PROBLEM TO SOLVE
Please repeat the records below line for line, without changing anything, and leave the pictures out of your answer.
## BEGIN EXERCISE INPUTS
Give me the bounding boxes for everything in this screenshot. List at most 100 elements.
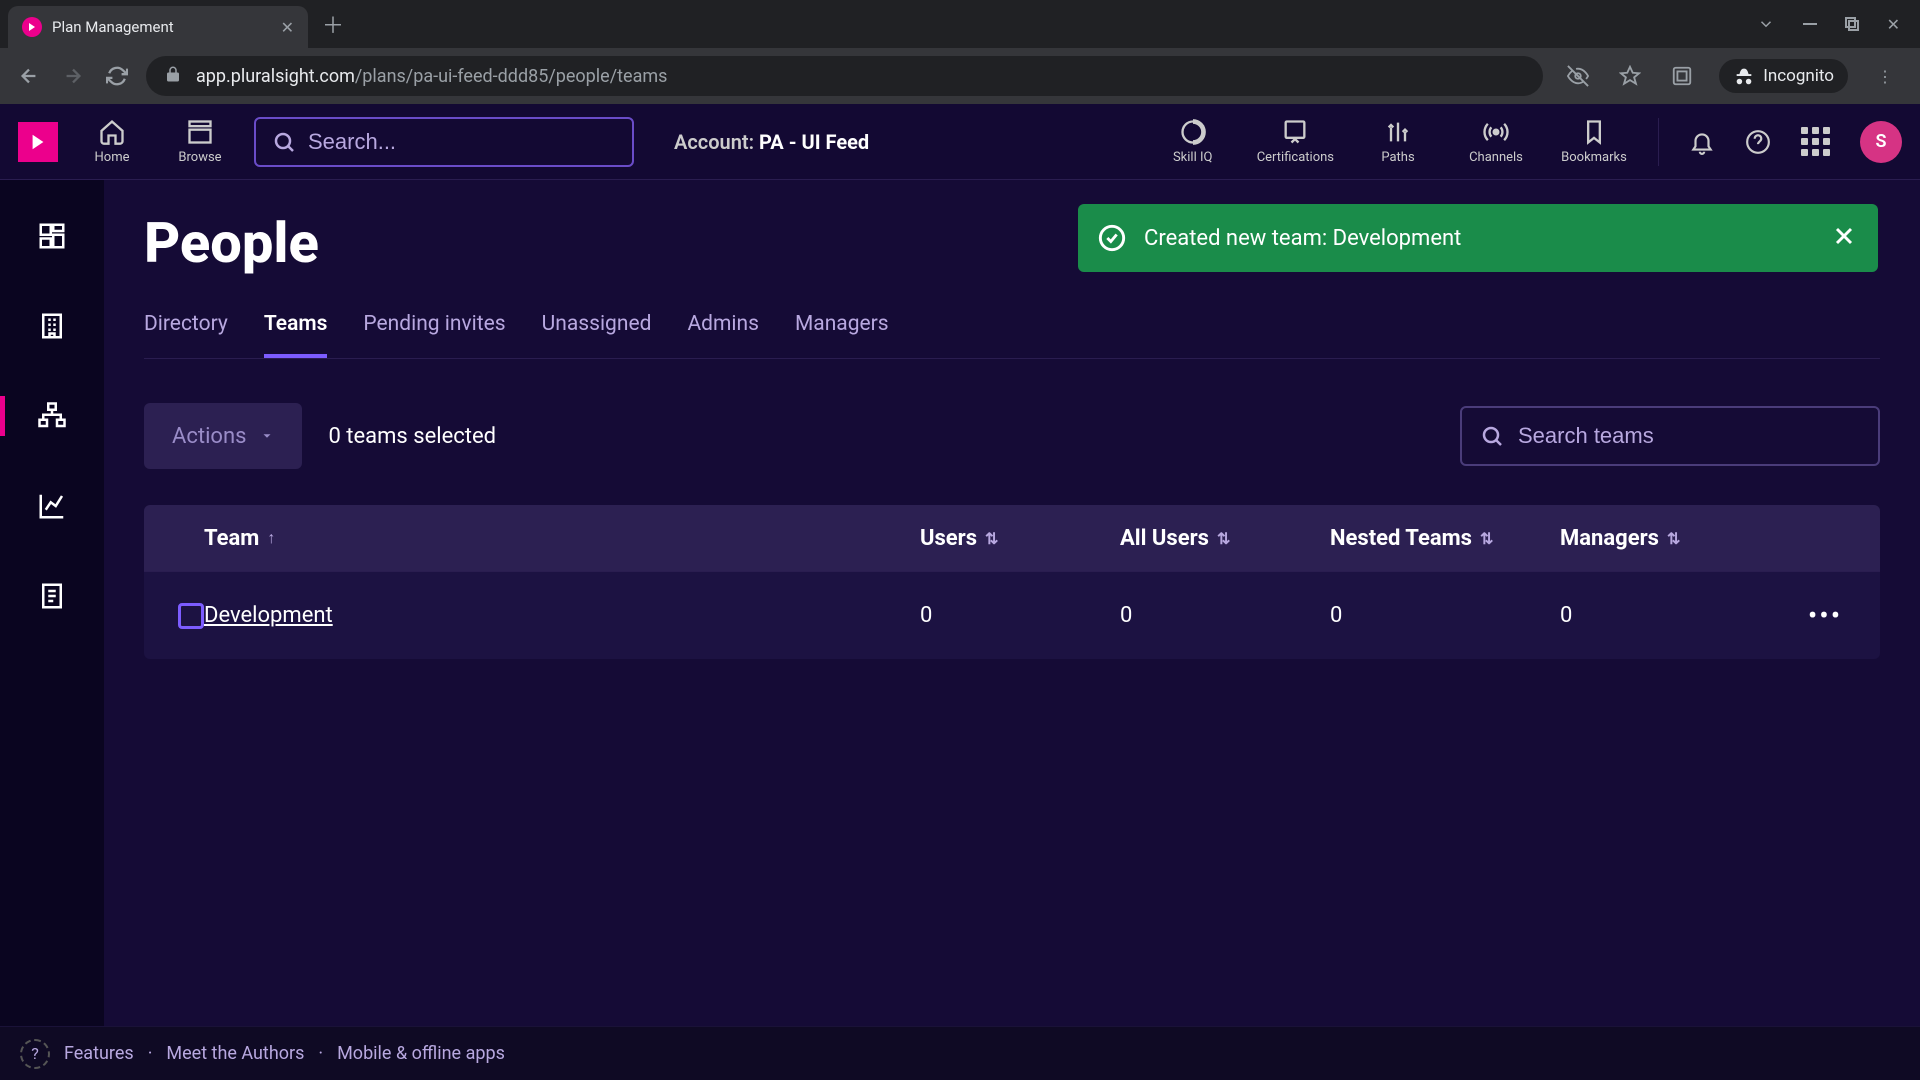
- user-avatar[interactable]: S: [1860, 121, 1902, 163]
- skilliq-icon: [1179, 118, 1207, 146]
- toast-close-button[interactable]: [1830, 222, 1858, 254]
- column-nested-teams[interactable]: Nested Teams⇅: [1330, 526, 1560, 551]
- browser-forward-button[interactable]: [58, 65, 88, 87]
- tab-admins[interactable]: Admins: [687, 312, 759, 358]
- topnav-skilliq[interactable]: Skill IQ: [1159, 118, 1227, 165]
- dashboard-icon: [37, 221, 67, 251]
- tab-close-icon[interactable]: ✕: [281, 18, 294, 37]
- column-managers[interactable]: Managers⇅: [1560, 526, 1770, 551]
- toolbar: Actions 0 teams selected: [144, 403, 1880, 469]
- topnav-paths[interactable]: Paths: [1364, 118, 1432, 165]
- search-teams-input[interactable]: [1518, 423, 1860, 449]
- footer-help-icon[interactable]: ?: [20, 1039, 50, 1069]
- url-text: app.pluralsight.com/plans/pa-ui-feed-ddd…: [196, 66, 667, 87]
- favicon-icon: [22, 17, 42, 37]
- notifications-button[interactable]: [1689, 129, 1715, 155]
- page-tabs: Directory Teams Pending invites Unassign…: [144, 312, 1880, 359]
- topnav-home[interactable]: Home: [78, 118, 146, 165]
- footer-link-features[interactable]: Features: [64, 1043, 134, 1064]
- column-users[interactable]: Users⇅: [920, 526, 1120, 551]
- org-chart-icon: [37, 401, 67, 431]
- bookmark-star-icon[interactable]: [1615, 65, 1645, 87]
- search-icon: [272, 130, 296, 154]
- tab-unassigned[interactable]: Unassigned: [542, 312, 652, 358]
- teams-table: Team↑ Users⇅ All Users⇅ Nested Teams⇅ Ma…: [144, 505, 1880, 659]
- browser-menu-icon[interactable]: ⋮: [1870, 67, 1900, 86]
- search-teams-field[interactable]: [1460, 406, 1880, 466]
- help-icon: [1745, 129, 1771, 155]
- sidebar-analytics[interactable]: [0, 478, 104, 534]
- bell-icon: [1689, 129, 1715, 155]
- topnav-channels[interactable]: Channels: [1462, 118, 1530, 165]
- topnav-certifications[interactable]: Certifications: [1257, 118, 1334, 165]
- sort-icon: ⇅: [1217, 529, 1230, 548]
- eye-off-icon[interactable]: [1563, 65, 1593, 87]
- cell-users: 0: [920, 603, 1120, 628]
- sort-icon: ⇅: [1667, 529, 1680, 548]
- check-circle-icon: [1098, 224, 1126, 252]
- sort-icon: ⇅: [985, 529, 998, 548]
- app-topnav: Home Browse Account: PA - UI Feed Skill …: [0, 104, 1920, 180]
- footer: ? Features · Meet the Authors · Mobile &…: [0, 1026, 1920, 1080]
- tab-managers[interactable]: Managers: [795, 312, 889, 358]
- table-row: Development 0 0 0 0 •••: [144, 571, 1880, 659]
- grid-icon: [1801, 127, 1830, 156]
- topnav-browse[interactable]: Browse: [166, 118, 234, 165]
- incognito-indicator[interactable]: Incognito: [1719, 59, 1848, 93]
- help-button[interactable]: [1745, 129, 1771, 155]
- browser-back-button[interactable]: [14, 65, 44, 87]
- window-minimize-icon[interactable]: [1803, 15, 1817, 34]
- sort-asc-icon: ↑: [267, 528, 275, 548]
- building-icon: [37, 311, 67, 341]
- apps-button[interactable]: [1801, 127, 1830, 156]
- tab-teams[interactable]: Teams: [264, 312, 328, 358]
- home-icon: [98, 118, 126, 146]
- topnav-search-input[interactable]: [308, 129, 616, 155]
- sidebar: [0, 180, 104, 1026]
- cell-nested-teams: 0: [1330, 603, 1560, 628]
- footer-link-authors[interactable]: Meet the Authors: [166, 1043, 304, 1064]
- topnav-search[interactable]: [254, 117, 634, 167]
- browser-tab-bar: Plan Management ✕ ＋ ✕: [0, 0, 1920, 48]
- window-close-icon[interactable]: ✕: [1887, 15, 1900, 34]
- column-team[interactable]: Team↑: [204, 526, 920, 551]
- column-all-users[interactable]: All Users⇅: [1120, 526, 1330, 551]
- divider: [1658, 118, 1659, 166]
- tab-directory[interactable]: Directory: [144, 312, 228, 358]
- browse-icon: [186, 118, 214, 146]
- selection-count: 0 teams selected: [328, 424, 496, 449]
- browser-tab[interactable]: Plan Management ✕: [8, 6, 308, 48]
- extensions-icon[interactable]: [1667, 65, 1697, 87]
- analytics-icon: [37, 491, 67, 521]
- sidebar-people[interactable]: [0, 388, 104, 444]
- paths-icon: [1384, 118, 1412, 146]
- address-bar[interactable]: app.pluralsight.com/plans/pa-ui-feed-ddd…: [146, 56, 1543, 96]
- cell-managers: 0: [1560, 603, 1770, 628]
- brand-logo[interactable]: [18, 122, 58, 162]
- toast-message: Created new team: Development: [1144, 226, 1461, 251]
- row-menu-button[interactable]: •••: [1770, 599, 1880, 632]
- sidebar-log[interactable]: [0, 568, 104, 624]
- team-name-link[interactable]: Development: [204, 603, 333, 628]
- cell-all-users: 0: [1120, 603, 1330, 628]
- topnav-bookmarks[interactable]: Bookmarks: [1560, 118, 1628, 165]
- certifications-icon: [1281, 118, 1309, 146]
- channels-icon: [1482, 118, 1510, 146]
- sidebar-dashboard[interactable]: [0, 208, 104, 264]
- bookmarks-icon: [1580, 118, 1608, 146]
- search-icon: [1480, 424, 1504, 448]
- account-label: Account: PA - UI Feed: [674, 130, 869, 154]
- close-icon: [1830, 222, 1858, 250]
- actions-dropdown[interactable]: Actions: [144, 403, 302, 469]
- footer-link-apps[interactable]: Mobile & offline apps: [337, 1043, 505, 1064]
- lock-icon: [164, 65, 182, 87]
- incognito-icon: [1733, 65, 1755, 87]
- sidebar-account[interactable]: [0, 298, 104, 354]
- browser-reload-button[interactable]: [102, 65, 132, 87]
- row-checkbox[interactable]: [178, 603, 204, 629]
- tab-pending-invites[interactable]: Pending invites: [363, 312, 505, 358]
- success-toast: Created new team: Development: [1078, 204, 1878, 272]
- tabs-dropdown-icon[interactable]: [1757, 15, 1775, 34]
- new-tab-button[interactable]: ＋: [322, 8, 344, 40]
- window-maximize-icon[interactable]: [1845, 15, 1859, 34]
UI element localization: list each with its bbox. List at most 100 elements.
## END EXERCISE INPUTS
COMPLETED TASK
Give me the bounding boxes for everything in this screenshot. List at most 100 elements.
- user-avatar[interactable]: S: [1860, 121, 1902, 163]
- skilliq-icon: [1179, 118, 1207, 146]
- toast-close-button[interactable]: [1830, 222, 1858, 254]
- column-nested-teams[interactable]: Nested Teams⇅: [1330, 526, 1560, 551]
- browser-forward-button[interactable]: [58, 65, 88, 87]
- tab-admins[interactable]: Admins: [687, 312, 759, 358]
- topnav-skilliq[interactable]: Skill IQ: [1159, 118, 1227, 165]
- dashboard-icon: [37, 221, 67, 251]
- tab-close-icon[interactable]: ✕: [281, 18, 294, 37]
- column-managers[interactable]: Managers⇅: [1560, 526, 1770, 551]
- toolbar: Actions 0 teams selected: [144, 403, 1880, 469]
- topnav-paths[interactable]: Paths: [1364, 118, 1432, 165]
- search-teams-input[interactable]: [1518, 423, 1860, 449]
- footer-help-icon[interactable]: ?: [20, 1039, 50, 1069]
- url-text: app.pluralsight.com/plans/pa-ui-feed-ddd…: [196, 66, 667, 87]
- favicon-icon: [22, 17, 42, 37]
- notifications-button[interactable]: [1689, 129, 1715, 155]
- page-tabs: Directory Teams Pending invites Unassign…: [144, 312, 1880, 359]
- topnav-home[interactable]: Home: [78, 118, 146, 165]
- footer-link-features[interactable]: Features: [64, 1043, 134, 1064]
- column-users[interactable]: Users⇅: [920, 526, 1120, 551]
- org-chart-icon: [37, 401, 67, 431]
- bookmark-star-icon[interactable]: [1615, 65, 1645, 87]
- search-icon: [272, 130, 296, 154]
- tab-unassigned[interactable]: Unassigned: [542, 312, 652, 358]
- teams-table: Team↑ Users⇅ All Users⇅ Nested Teams⇅ Ma…: [144, 505, 1880, 659]
- browser-menu-icon[interactable]: ⋮: [1870, 67, 1900, 86]
- search-teams-field[interactable]: [1460, 406, 1880, 466]
- help-icon: [1745, 129, 1771, 155]
- sidebar-analytics[interactable]: [0, 478, 104, 534]
- bell-icon: [1689, 129, 1715, 155]
- topnav-channels[interactable]: Channels: [1462, 118, 1530, 165]
- topnav-certifications[interactable]: Certifications: [1257, 118, 1334, 165]
- sort-icon: ⇅: [1217, 529, 1230, 548]
- eye-off-icon[interactable]: [1563, 65, 1593, 87]
- cell-users: 0: [920, 603, 1120, 628]
- sort-icon: ⇅: [1667, 529, 1680, 548]
- check-circle-icon: [1098, 224, 1126, 252]
- sort-icon: ⇅: [985, 529, 998, 548]
- app-topnav: Home Browse Account: PA - UI Feed Skill …: [0, 104, 1920, 180]
- footer: ? Features · Meet the Authors · Mobile &…: [0, 1026, 1920, 1080]
- tab-managers[interactable]: Managers: [795, 312, 889, 358]
- table-row: Development 0 0 0 0 •••: [144, 571, 1880, 659]
- grid-icon: [1801, 127, 1830, 156]
- topnav-browse[interactable]: Browse: [166, 118, 234, 165]
- incognito-indicator[interactable]: Incognito: [1719, 59, 1848, 93]
- help-button[interactable]: [1745, 129, 1771, 155]
- browser-back-button[interactable]: [14, 65, 44, 87]
- window-minimize-icon[interactable]: [1803, 15, 1817, 34]
- sort-asc-icon: ↑: [267, 528, 275, 548]
- building-icon: [37, 311, 67, 341]
- apps-button[interactable]: [1801, 127, 1830, 156]
- tab-teams[interactable]: Teams: [264, 312, 328, 358]
- home-icon: [98, 118, 126, 146]
- topnav-search-input[interactable]: [308, 129, 616, 155]
- sidebar: [0, 180, 104, 1026]
- cell-nested-teams: 0: [1330, 603, 1560, 628]
- footer-link-authors[interactable]: Meet the Authors: [166, 1043, 304, 1064]
- topnav-search[interactable]: [254, 117, 634, 167]
- browser-tab-bar: Plan Management ✕ ＋ ✕: [0, 0, 1920, 48]
- window-close-icon[interactable]: ✕: [1887, 15, 1900, 34]
- column-team[interactable]: Team↑: [204, 526, 920, 551]
- column-all-users[interactable]: All Users⇅: [1120, 526, 1330, 551]
- divider: [1658, 118, 1659, 166]
- tab-directory[interactable]: Directory: [144, 312, 228, 358]
- browse-icon: [186, 118, 214, 146]
- selection-count: 0 teams selected: [328, 424, 496, 449]
- browser-tab[interactable]: Plan Management ✕: [8, 6, 308, 48]
- extensions-icon[interactable]: [1667, 65, 1697, 87]
- analytics-icon: [37, 491, 67, 521]
- sidebar-people[interactable]: [0, 388, 104, 444]
- paths-icon: [1384, 118, 1412, 146]
- address-bar[interactable]: app.pluralsight.com/plans/pa-ui-feed-ddd…: [146, 56, 1543, 96]
- cell-managers: 0: [1560, 603, 1770, 628]
- brand-logo[interactable]: [18, 122, 58, 162]
- toast-message: Created new team: Development: [1144, 226, 1461, 251]
- row-menu-button[interactable]: •••: [1770, 599, 1880, 632]
- sidebar-log[interactable]: [0, 568, 104, 624]
- team-name-link[interactable]: Development: [204, 603, 333, 628]
- cell-all-users: 0: [1120, 603, 1330, 628]
- topnav-bookmarks[interactable]: Bookmarks: [1560, 118, 1628, 165]
- certifications-icon: [1281, 118, 1309, 146]
- channels-icon: [1482, 118, 1510, 146]
- sidebar-dashboard[interactable]: [0, 208, 104, 264]
- bookmarks-icon: [1580, 118, 1608, 146]
- search-icon: [1480, 424, 1504, 448]
- account-label: Account: PA - UI Feed: [674, 130, 869, 154]
- close-icon: [1830, 222, 1858, 250]
- actions-dropdown[interactable]: Actions: [144, 403, 302, 469]
- footer-link-apps[interactable]: Mobile & offline apps: [337, 1043, 505, 1064]
- lock-icon: [164, 65, 182, 87]
- incognito-icon: [1733, 65, 1755, 87]
- sidebar-account[interactable]: [0, 298, 104, 354]
- browser-reload-button[interactable]: [102, 65, 132, 87]
- row-checkbox[interactable]: [178, 603, 204, 629]
- tab-pending-invites[interactable]: Pending invites: [363, 312, 505, 358]
- success-toast: Created new team: Development: [1078, 204, 1878, 272]
- tabs-dropdown-icon[interactable]: [1757, 15, 1775, 34]
- new-tab-button[interactable]: ＋: [322, 8, 344, 40]
- window-maximize-icon[interactable]: [1845, 15, 1859, 34]
UI element localization: list each with its bbox. List at most 100 elements.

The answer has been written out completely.